▸ **Stated goal**:
Please rewrite the records between the line holding "x-tick-label: 80 <box>216 309 226 316</box>" and the line holding "x-tick-label: 500 <box>322 602 338 609</box>", inclusive, replacing "Wafer" with "Lug" and leaving everything else unchanged.

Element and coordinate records
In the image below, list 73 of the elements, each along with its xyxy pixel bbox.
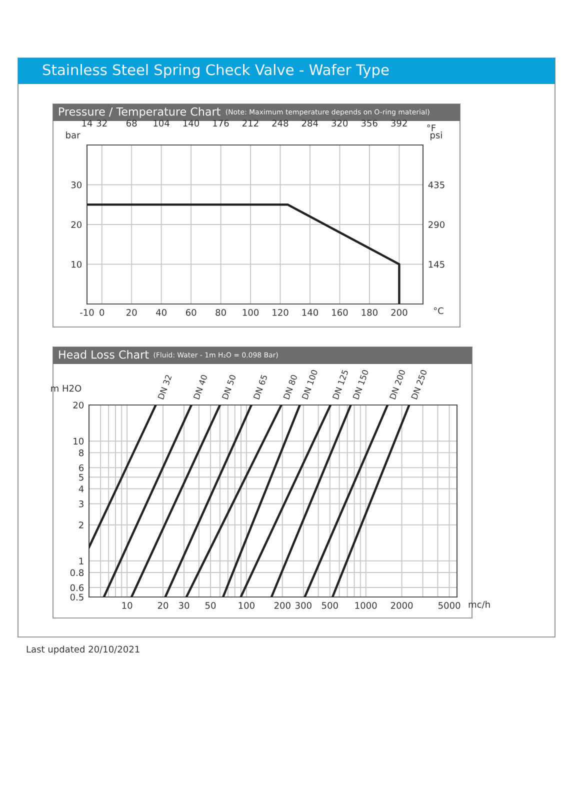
x-tick-label: 80 <box>216 309 226 316</box>
y2-tick-label: 435 <box>428 181 444 188</box>
x2-tick-label: 212 <box>242 120 258 126</box>
text: Last updated 20/10/2021 <box>26 646 140 654</box>
x-tick-label: 200 <box>274 602 290 609</box>
x-tick-label: 5000 <box>438 602 460 609</box>
x-tick-label: 2000 <box>390 602 413 609</box>
text: DN 40 <box>193 374 208 400</box>
text: DN 250 <box>411 369 428 400</box>
x2-tick-label: 68 <box>126 120 137 127</box>
x-tick-label: 10 <box>122 602 132 609</box>
x-tick-label: 40 <box>156 309 166 316</box>
x2-axis-title: °F <box>427 124 436 132</box>
text: Stainless Steel Spring Check Valve - Wafer Type <box>42 64 389 78</box>
x-tick-label: 120 <box>272 309 288 316</box>
y2-tick-label: 145 <box>428 261 444 268</box>
y-tick-label: 2 <box>79 522 84 528</box>
x2-tick-label: 248 <box>272 120 288 127</box>
y-tick-label: 4 <box>78 486 84 492</box>
x2-tick-label: 176 <box>213 120 229 127</box>
y-tick-label: 20 <box>73 402 84 409</box>
x-tick-label: 140 <box>302 309 318 316</box>
x-tick-label: 100 <box>242 309 259 316</box>
x-tick-label: 20 <box>158 602 168 609</box>
x-tick-label: 500 <box>322 602 338 609</box>
x2-tick-label: 392 <box>391 120 407 127</box>
y-tick-label: 1 <box>79 558 84 564</box>
x-tick-label: 30 <box>178 602 190 609</box>
x-tick-label: 1000 <box>355 602 377 609</box>
x2-tick-label: 140 <box>183 120 200 127</box>
x-tick-label: 180 <box>362 309 378 316</box>
text: DN 80 <box>283 374 298 400</box>
x-tick-label: 300 <box>295 602 312 609</box>
x2-tick-label: 356 <box>361 120 378 127</box>
y2-axis-title: psi <box>430 131 442 140</box>
text: DN 100 <box>302 369 318 400</box>
y-tick-label: 20 <box>71 221 82 228</box>
x-tick-label: 60 <box>186 309 196 316</box>
y-tick-label: 10 <box>74 438 84 445</box>
x2-tick-label: 284 <box>302 120 318 127</box>
y-tick-label: 3 <box>79 500 84 508</box>
y-tick-label: 0.5 <box>70 594 84 601</box>
x2-tick-label: 104 <box>154 120 170 127</box>
text: DN 200 <box>389 369 406 400</box>
y-tick-label: 30 <box>71 181 82 188</box>
x-tick-label: -10 <box>80 309 94 316</box>
text: DN 32 <box>158 374 172 400</box>
y2-tick-label: 290 <box>428 221 444 228</box>
y-tick-label: 5 <box>79 474 84 481</box>
x-tick-label: 160 <box>332 309 348 316</box>
text: DN 150 <box>352 369 369 400</box>
x-tick-label: 200 <box>391 309 408 316</box>
text: DN 65 <box>253 374 268 400</box>
text: DN 50 <box>222 374 236 400</box>
chart-title: Pressure / Temperature Chart <box>59 107 220 118</box>
y-tick-label: 0.6 <box>70 584 84 592</box>
x2-tick-label: 32 <box>96 120 107 127</box>
x2-tick-label: 320 <box>332 120 348 127</box>
y-axis-title: m H2O <box>51 384 82 392</box>
x-axis-title: °C <box>434 307 444 314</box>
y-tick-label: 0.8 <box>70 569 84 576</box>
y-tick-label: 8 <box>79 449 84 456</box>
text: DN 125 <box>332 369 348 400</box>
y-axis-title: bar <box>66 131 80 138</box>
chart-title: Head Loss Chart <box>59 350 149 359</box>
x-tick-label: 100 <box>238 602 254 609</box>
y-tick-label: 10 <box>72 260 82 268</box>
y-tick-label: 6 <box>79 464 84 472</box>
x-axis-title: mc/h <box>468 600 490 609</box>
x-tick-label: 50 <box>205 602 216 609</box>
x-tick-label: 20 <box>126 309 137 316</box>
x2-tick-label: 14 <box>82 120 92 126</box>
x-tick-label: 0 <box>100 309 104 316</box>
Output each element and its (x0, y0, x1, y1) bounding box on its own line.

▸ **Written answer**:
x-tick-label: 80 <box>216 309 226 316</box>
y2-tick-label: 435 <box>428 181 444 188</box>
x2-tick-label: 212 <box>242 120 258 126</box>
text: Last updated 20/10/2021 <box>26 646 140 654</box>
x-tick-label: 200 <box>274 602 290 609</box>
x-tick-label: 5000 <box>438 602 460 609</box>
x-tick-label: 2000 <box>390 602 413 609</box>
text: DN 40 <box>193 374 208 400</box>
text: DN 250 <box>411 369 428 400</box>
x2-tick-label: 68 <box>126 120 137 127</box>
x-tick-label: 10 <box>122 602 132 609</box>
x-tick-label: 40 <box>156 309 166 316</box>
x2-axis-title: °F <box>427 124 436 132</box>
text: Stainless Steel Spring Check Valve - Lug Type <box>42 64 389 78</box>
x-tick-label: 120 <box>272 309 288 316</box>
y2-tick-label: 145 <box>428 261 444 268</box>
y-tick-label: 2 <box>79 522 84 528</box>
x2-tick-label: 248 <box>272 120 288 127</box>
y-tick-label: 4 <box>78 486 84 492</box>
x2-tick-label: 176 <box>213 120 229 127</box>
y-tick-label: 20 <box>73 402 84 409</box>
x-tick-label: 140 <box>302 309 318 316</box>
x-tick-label: 100 <box>242 309 259 316</box>
x-tick-label: 20 <box>158 602 168 609</box>
x-tick-label: 500 <box>322 602 338 609</box>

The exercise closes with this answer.